▶ **THE EXERCISE**:
Below are some records; give them all again exactly, but not the pictures.

▶ **STORED RECORDS**:
═══
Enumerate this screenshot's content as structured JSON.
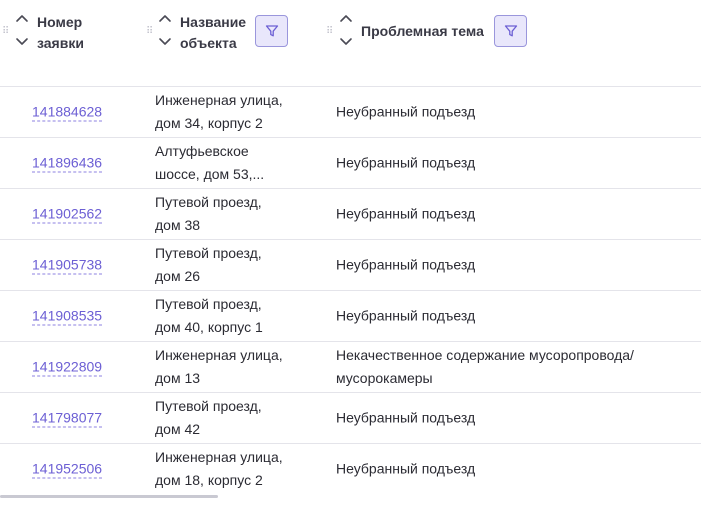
{
  "columns": {
    "number": {
      "title_line1": "Номер",
      "title_line2": "заявки"
    },
    "object": {
      "title_line1": "Название",
      "title_line2": "объекта"
    },
    "topic": {
      "title_line1": "Проблемная тема"
    }
  },
  "rows": [
    {
      "number": "141884628",
      "object_line1": "Инженерная улица,",
      "object_line2": "дом 34, корпус 2",
      "topic_line1": "Неубранный подъезд",
      "topic_line2": ""
    },
    {
      "number": "141896436",
      "object_line1": "Алтуфьевское",
      "object_line2": "шоссе, дом 53,...",
      "topic_line1": "Неубранный подъезд",
      "topic_line2": ""
    },
    {
      "number": "141902562",
      "object_line1": "Путевой проезд,",
      "object_line2": "дом 38",
      "topic_line1": "Неубранный подъезд",
      "topic_line2": ""
    },
    {
      "number": "141905738",
      "object_line1": "Путевой проезд,",
      "object_line2": "дом 26",
      "topic_line1": "Неубранный подъезд",
      "topic_line2": ""
    },
    {
      "number": "141908535",
      "object_line1": "Путевой проезд,",
      "object_line2": "дом 40, корпус 1",
      "topic_line1": "Неубранный подъезд",
      "topic_line2": ""
    },
    {
      "number": "141922809",
      "object_line1": "Инженерная улица,",
      "object_line2": "дом 13",
      "topic_line1": "Некачественное содержание мусоропровода/",
      "topic_line2": "мусорокамеры"
    },
    {
      "number": "141798077",
      "object_line1": "Путевой проезд,",
      "object_line2": "дом 42",
      "topic_line1": "Неубранный подъезд",
      "topic_line2": ""
    },
    {
      "number": "141952506",
      "object_line1": "Инженерная улица,",
      "object_line2": "дом 18, корпус 2",
      "topic_line1": "Неубранный подъезд",
      "topic_line2": ""
    }
  ],
  "colors": {
    "link": "#6c5fd4",
    "filter_bg": "#e9e7fb",
    "filter_border": "#9a96dc",
    "divider": "#e4e4ea"
  },
  "icons": {
    "sort": "chevron-up-down-icon",
    "filter": "funnel-icon",
    "drag": "drag-handle-icon"
  }
}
═══
▶ **SOLUTION**:
Enumerate this screenshot's content as structured JSON.
{
  "columns": {
    "number": {
      "title_line1": "Номер",
      "title_line2": "заявки"
    },
    "object": {
      "title_line1": "Название",
      "title_line2": "объекта"
    },
    "topic": {
      "title_line1": "Проблемная тема"
    }
  },
  "rows": [
    {
      "number": "141884628",
      "object_line1": "Инженерная улица,",
      "object_line2": "дом 34, корпус 2",
      "topic_line1": "Неубранный подъезд",
      "topic_line2": ""
    },
    {
      "number": "141896436",
      "object_line1": "Алтуфьевское",
      "object_line2": "шоссе, дом 53,...",
      "topic_line1": "Неубранный подъезд",
      "topic_line2": ""
    },
    {
      "number": "141902562",
      "object_line1": "Путевой проезд,",
      "object_line2": "дом 38",
      "topic_line1": "Неубранный подъезд",
      "topic_line2": ""
    },
    {
      "number": "141905738",
      "object_line1": "Путевой проезд,",
      "object_line2": "дом 26",
      "topic_line1": "Неубранный подъезд",
      "topic_line2": ""
    },
    {
      "number": "141908535",
      "object_line1": "Путевой проезд,",
      "object_line2": "дом 40, корпус 1",
      "topic_line1": "Неубранный подъезд",
      "topic_line2": ""
    },
    {
      "number": "141922809",
      "object_line1": "Инженерная улица,",
      "object_line2": "дом 13",
      "topic_line1": "Некачественное содержание мусоропровода/",
      "topic_line2": "мусорокамеры"
    },
    {
      "number": "141798077",
      "object_line1": "Путевой проезд,",
      "object_line2": "дом 42",
      "topic_line1": "Неубранный подъезд",
      "topic_line2": ""
    },
    {
      "number": "141952506",
      "object_line1": "Инженерная улица,",
      "object_line2": "дом 18, корпус 2",
      "topic_line1": "Неубранный подъезд",
      "topic_line2": ""
    }
  ],
  "colors": {
    "link": "#6c5fd4",
    "filter_bg": "#e9e7fb",
    "filter_border": "#9a96dc",
    "divider": "#e4e4ea"
  },
  "icons": {
    "sort": "chevron-up-down-icon",
    "filter": "funnel-icon",
    "drag": "drag-handle-icon"
  }
}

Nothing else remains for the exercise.